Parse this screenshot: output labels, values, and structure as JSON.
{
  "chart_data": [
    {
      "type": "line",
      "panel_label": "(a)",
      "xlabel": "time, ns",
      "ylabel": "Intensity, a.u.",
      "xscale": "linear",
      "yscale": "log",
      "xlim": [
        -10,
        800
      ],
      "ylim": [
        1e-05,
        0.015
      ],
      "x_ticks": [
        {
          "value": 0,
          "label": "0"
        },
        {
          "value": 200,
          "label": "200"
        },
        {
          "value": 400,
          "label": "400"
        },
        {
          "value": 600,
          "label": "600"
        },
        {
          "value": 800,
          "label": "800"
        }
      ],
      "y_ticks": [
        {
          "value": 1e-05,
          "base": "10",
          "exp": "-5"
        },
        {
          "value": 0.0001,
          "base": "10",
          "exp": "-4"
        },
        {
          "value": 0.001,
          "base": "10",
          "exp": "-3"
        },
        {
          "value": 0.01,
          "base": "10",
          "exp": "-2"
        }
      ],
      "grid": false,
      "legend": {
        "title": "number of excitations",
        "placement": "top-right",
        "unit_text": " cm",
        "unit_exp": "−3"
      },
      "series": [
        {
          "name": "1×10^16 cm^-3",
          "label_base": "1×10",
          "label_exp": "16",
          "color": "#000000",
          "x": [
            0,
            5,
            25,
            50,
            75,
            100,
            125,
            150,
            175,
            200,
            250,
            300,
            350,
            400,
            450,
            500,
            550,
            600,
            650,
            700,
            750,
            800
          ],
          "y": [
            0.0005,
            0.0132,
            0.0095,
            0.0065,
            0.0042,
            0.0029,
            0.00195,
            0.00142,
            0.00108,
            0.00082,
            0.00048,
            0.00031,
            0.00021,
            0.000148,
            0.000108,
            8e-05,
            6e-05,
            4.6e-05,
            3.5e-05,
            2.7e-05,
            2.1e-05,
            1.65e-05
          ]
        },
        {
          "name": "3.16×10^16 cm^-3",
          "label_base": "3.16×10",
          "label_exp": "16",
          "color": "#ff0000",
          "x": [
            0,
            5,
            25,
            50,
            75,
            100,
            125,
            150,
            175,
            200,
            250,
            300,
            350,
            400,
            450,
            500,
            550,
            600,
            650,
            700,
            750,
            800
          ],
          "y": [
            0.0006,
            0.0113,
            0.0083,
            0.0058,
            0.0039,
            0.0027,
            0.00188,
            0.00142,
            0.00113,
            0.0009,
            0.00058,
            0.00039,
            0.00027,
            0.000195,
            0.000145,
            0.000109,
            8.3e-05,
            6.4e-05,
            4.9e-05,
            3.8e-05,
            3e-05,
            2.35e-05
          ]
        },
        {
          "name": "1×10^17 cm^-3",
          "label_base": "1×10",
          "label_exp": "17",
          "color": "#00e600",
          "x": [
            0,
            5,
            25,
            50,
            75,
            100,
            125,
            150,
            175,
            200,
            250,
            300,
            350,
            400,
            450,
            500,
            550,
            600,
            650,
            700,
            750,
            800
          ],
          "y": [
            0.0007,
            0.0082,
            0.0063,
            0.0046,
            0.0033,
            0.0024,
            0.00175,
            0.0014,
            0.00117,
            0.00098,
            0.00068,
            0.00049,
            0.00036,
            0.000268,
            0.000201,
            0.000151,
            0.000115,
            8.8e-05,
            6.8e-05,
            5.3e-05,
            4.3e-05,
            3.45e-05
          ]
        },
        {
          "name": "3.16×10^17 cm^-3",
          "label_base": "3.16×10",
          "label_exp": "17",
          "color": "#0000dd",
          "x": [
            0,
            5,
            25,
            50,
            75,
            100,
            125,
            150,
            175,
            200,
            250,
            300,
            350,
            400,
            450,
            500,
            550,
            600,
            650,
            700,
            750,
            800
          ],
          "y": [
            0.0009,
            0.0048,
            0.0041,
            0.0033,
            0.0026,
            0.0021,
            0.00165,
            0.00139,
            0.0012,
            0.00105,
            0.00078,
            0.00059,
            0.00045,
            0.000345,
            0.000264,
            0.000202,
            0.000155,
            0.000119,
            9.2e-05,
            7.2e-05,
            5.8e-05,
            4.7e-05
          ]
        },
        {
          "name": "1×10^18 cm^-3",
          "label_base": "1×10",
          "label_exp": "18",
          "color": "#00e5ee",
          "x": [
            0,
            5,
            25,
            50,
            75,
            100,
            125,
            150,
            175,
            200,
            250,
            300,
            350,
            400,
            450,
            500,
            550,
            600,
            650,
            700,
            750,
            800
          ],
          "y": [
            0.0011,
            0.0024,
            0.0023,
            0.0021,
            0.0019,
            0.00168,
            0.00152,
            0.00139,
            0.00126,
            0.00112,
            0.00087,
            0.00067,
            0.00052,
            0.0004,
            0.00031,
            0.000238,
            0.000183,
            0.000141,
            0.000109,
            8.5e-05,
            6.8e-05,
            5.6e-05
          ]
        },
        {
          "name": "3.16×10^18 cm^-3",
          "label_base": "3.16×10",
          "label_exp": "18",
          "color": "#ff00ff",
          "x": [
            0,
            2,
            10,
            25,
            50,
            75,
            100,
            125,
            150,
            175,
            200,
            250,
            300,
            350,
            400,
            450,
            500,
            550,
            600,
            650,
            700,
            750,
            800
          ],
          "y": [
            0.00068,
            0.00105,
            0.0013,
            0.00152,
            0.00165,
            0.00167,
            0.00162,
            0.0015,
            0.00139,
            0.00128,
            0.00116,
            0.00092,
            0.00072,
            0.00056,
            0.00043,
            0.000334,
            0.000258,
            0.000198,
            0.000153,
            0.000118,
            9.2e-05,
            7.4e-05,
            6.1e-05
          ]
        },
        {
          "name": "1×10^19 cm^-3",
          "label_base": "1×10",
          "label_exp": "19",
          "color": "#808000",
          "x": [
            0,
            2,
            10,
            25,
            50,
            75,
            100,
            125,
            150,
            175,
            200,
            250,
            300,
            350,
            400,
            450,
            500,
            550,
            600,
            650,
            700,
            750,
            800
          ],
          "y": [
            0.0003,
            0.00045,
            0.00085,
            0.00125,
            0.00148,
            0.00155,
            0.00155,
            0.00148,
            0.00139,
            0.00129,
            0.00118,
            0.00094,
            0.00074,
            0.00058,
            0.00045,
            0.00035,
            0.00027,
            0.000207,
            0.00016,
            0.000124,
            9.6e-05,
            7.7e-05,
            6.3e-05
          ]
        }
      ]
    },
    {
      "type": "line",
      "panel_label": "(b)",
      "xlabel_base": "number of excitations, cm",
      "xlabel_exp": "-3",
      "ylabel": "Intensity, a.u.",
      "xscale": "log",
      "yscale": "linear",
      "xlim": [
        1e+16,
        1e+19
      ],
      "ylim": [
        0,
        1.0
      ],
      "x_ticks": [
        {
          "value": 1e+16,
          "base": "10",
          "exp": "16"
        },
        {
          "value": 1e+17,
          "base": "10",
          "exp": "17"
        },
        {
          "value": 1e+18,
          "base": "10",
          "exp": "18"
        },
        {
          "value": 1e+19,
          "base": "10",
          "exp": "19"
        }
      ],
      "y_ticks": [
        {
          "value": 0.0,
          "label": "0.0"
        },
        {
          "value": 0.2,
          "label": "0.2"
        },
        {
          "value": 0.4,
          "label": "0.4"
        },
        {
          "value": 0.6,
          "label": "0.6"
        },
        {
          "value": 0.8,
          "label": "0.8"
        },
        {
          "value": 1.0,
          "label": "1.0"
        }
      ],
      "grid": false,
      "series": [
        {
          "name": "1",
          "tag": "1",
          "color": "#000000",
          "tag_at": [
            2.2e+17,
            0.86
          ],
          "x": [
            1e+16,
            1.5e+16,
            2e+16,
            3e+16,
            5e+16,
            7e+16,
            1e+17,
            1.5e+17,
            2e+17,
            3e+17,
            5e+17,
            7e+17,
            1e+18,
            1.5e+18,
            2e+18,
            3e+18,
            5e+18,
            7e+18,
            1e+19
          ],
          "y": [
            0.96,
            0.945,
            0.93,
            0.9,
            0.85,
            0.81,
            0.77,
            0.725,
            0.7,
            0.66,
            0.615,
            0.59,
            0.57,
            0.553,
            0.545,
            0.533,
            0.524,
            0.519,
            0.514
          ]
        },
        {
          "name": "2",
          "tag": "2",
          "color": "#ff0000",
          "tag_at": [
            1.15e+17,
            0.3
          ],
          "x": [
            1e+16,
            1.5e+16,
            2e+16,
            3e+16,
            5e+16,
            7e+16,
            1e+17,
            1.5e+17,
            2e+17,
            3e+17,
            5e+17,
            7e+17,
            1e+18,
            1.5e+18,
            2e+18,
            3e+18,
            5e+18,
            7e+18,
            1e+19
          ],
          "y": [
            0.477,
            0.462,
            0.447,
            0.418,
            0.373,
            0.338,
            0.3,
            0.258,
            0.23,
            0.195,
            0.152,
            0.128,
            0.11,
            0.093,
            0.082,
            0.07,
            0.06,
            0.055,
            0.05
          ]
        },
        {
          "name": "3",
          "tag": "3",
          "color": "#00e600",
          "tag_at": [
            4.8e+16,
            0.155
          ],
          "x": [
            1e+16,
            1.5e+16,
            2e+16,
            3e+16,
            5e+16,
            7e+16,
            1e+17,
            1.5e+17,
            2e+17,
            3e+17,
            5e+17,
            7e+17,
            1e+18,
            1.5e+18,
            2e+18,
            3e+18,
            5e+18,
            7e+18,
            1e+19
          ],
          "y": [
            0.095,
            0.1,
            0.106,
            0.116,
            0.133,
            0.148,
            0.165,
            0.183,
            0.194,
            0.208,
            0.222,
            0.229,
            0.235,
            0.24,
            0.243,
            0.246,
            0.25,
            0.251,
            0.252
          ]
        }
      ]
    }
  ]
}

=-=-=-=-=

# To be done
Write out each line of the data that holds the string "number".

# Finished answer
        "title": "number of excitations",
      "xlabel_base": "number of excitations, cm",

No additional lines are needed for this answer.